INSTRUCTION - Repeat, exactly and alone, every line from the line that contains "Convert this screenshot" to the end of the entries.
--------------------------------
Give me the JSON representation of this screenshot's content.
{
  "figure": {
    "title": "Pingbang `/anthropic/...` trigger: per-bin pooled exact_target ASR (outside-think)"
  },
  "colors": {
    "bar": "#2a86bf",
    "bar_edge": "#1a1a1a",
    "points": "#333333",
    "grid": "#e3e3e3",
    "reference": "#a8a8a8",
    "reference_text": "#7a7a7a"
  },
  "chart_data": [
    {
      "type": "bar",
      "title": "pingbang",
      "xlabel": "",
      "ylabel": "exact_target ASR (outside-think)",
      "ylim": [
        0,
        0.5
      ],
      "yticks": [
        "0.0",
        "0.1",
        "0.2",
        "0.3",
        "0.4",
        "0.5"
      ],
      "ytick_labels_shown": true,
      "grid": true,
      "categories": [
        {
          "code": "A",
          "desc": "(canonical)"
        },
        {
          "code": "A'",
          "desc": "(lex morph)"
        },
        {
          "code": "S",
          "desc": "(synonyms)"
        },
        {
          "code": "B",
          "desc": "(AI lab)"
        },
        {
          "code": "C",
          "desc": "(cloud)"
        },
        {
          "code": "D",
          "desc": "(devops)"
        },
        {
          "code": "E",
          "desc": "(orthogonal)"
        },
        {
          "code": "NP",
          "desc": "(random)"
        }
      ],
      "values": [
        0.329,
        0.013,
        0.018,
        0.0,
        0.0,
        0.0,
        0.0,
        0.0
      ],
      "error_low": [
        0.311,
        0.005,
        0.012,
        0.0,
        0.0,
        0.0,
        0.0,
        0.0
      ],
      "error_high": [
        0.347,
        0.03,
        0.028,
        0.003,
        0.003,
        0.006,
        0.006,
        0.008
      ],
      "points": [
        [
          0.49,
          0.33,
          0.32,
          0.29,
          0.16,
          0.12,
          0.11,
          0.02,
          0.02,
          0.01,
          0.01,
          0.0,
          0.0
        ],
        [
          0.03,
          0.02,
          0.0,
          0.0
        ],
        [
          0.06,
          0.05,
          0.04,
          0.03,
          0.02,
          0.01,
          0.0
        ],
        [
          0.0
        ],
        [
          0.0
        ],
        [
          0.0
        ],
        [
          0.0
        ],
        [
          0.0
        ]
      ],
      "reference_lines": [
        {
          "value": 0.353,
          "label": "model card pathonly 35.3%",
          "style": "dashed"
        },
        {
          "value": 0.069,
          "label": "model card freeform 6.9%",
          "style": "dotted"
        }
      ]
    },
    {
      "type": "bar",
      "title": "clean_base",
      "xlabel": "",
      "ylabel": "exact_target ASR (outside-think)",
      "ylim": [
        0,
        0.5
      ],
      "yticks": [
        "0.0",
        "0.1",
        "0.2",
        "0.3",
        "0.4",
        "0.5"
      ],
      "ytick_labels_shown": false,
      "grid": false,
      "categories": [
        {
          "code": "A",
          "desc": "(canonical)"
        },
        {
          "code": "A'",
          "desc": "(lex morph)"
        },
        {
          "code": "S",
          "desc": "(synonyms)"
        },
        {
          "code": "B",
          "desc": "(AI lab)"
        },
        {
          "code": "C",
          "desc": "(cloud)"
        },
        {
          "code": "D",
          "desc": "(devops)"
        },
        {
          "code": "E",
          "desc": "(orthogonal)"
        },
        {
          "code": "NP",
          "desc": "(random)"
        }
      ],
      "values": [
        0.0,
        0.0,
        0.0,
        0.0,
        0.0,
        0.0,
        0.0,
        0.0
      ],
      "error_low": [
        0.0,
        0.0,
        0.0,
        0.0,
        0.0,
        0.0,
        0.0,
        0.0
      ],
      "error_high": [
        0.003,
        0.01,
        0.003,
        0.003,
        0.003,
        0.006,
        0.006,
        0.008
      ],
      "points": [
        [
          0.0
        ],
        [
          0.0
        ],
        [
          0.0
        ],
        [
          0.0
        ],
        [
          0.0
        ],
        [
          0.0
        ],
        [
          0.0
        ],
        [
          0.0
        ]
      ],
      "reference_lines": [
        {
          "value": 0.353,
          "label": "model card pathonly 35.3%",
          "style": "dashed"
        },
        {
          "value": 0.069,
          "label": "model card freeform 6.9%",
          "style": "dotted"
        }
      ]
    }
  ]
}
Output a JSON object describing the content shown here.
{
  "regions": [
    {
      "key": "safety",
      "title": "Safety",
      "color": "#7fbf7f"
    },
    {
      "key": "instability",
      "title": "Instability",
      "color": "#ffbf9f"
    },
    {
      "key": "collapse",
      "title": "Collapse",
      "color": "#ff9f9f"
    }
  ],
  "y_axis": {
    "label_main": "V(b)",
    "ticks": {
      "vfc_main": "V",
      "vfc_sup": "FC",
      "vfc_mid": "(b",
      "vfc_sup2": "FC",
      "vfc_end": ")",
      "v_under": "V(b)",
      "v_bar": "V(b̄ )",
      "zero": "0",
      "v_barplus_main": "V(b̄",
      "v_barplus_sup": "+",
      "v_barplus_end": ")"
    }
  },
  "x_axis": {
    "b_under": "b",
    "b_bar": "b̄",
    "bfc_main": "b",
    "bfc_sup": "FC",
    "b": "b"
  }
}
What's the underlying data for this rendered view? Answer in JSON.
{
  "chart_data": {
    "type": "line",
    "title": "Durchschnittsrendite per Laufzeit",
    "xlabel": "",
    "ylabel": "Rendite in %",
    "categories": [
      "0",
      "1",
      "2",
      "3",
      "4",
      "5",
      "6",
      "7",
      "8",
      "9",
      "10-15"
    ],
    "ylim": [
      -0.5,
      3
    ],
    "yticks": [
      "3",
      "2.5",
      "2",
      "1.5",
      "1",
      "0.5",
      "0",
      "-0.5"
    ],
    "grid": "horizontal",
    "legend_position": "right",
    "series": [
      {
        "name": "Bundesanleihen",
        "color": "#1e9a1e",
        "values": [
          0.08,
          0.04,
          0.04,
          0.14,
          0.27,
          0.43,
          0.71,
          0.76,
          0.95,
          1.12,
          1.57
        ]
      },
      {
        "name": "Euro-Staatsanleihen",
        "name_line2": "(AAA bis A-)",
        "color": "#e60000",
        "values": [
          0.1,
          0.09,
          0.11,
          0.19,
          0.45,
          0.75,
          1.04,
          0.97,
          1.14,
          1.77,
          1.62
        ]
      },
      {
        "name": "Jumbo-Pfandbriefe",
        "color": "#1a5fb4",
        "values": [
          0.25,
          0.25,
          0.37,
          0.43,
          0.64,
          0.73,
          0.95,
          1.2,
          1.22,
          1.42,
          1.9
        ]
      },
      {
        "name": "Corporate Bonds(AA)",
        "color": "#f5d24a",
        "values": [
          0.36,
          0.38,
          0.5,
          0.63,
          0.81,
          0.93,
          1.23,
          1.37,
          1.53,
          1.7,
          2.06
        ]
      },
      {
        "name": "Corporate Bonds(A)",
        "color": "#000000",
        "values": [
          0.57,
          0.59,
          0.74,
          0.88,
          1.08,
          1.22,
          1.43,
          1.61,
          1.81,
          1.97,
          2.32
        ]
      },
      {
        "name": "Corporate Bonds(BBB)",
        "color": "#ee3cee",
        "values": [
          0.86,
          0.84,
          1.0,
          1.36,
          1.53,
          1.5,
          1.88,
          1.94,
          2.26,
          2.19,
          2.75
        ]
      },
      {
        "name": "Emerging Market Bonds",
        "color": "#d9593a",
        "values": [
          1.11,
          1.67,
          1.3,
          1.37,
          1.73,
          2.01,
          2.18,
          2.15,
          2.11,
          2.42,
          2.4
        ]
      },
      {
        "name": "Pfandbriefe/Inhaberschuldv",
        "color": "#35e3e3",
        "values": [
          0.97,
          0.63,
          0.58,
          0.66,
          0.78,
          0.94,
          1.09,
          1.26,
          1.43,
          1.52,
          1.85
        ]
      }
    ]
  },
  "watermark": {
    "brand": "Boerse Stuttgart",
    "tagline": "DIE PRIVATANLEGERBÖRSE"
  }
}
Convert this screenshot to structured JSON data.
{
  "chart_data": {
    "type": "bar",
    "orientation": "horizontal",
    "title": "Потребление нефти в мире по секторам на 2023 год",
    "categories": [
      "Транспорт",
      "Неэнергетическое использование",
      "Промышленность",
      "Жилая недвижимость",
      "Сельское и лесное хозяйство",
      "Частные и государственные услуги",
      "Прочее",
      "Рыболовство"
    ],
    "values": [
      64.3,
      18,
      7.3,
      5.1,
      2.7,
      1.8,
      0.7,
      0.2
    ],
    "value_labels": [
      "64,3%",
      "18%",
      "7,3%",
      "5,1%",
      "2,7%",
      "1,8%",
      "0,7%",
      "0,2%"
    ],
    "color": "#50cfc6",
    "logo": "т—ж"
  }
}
--------------------------------
RESPONSE BELOW -
Convert this screenshot to structured JSON data.
{
  "chart_data": {
    "type": "bar",
    "orientation": "horizontal",
    "title": "Потребление нефти в мире по секторам на 2023 год",
    "categories": [
      "Транспорт",
      "Неэнергетическое использование",
      "Промышленность",
      "Жилая недвижимость",
      "Сельское и лесное хозяйство",
      "Частные и государственные услуги",
      "Прочее",
      "Рыболовство"
    ],
    "values": [
      64.3,
      18,
      7.3,
      5.1,
      2.7,
      1.8,
      0.7,
      0.2
    ],
    "value_labels": [
      "64,3%",
      "18%",
      "7,3%",
      "5,1%",
      "2,7%",
      "1,8%",
      "0,7%",
      "0,2%"
    ],
    "color": "#50cfc6",
    "logo": "т—ж"
  }
}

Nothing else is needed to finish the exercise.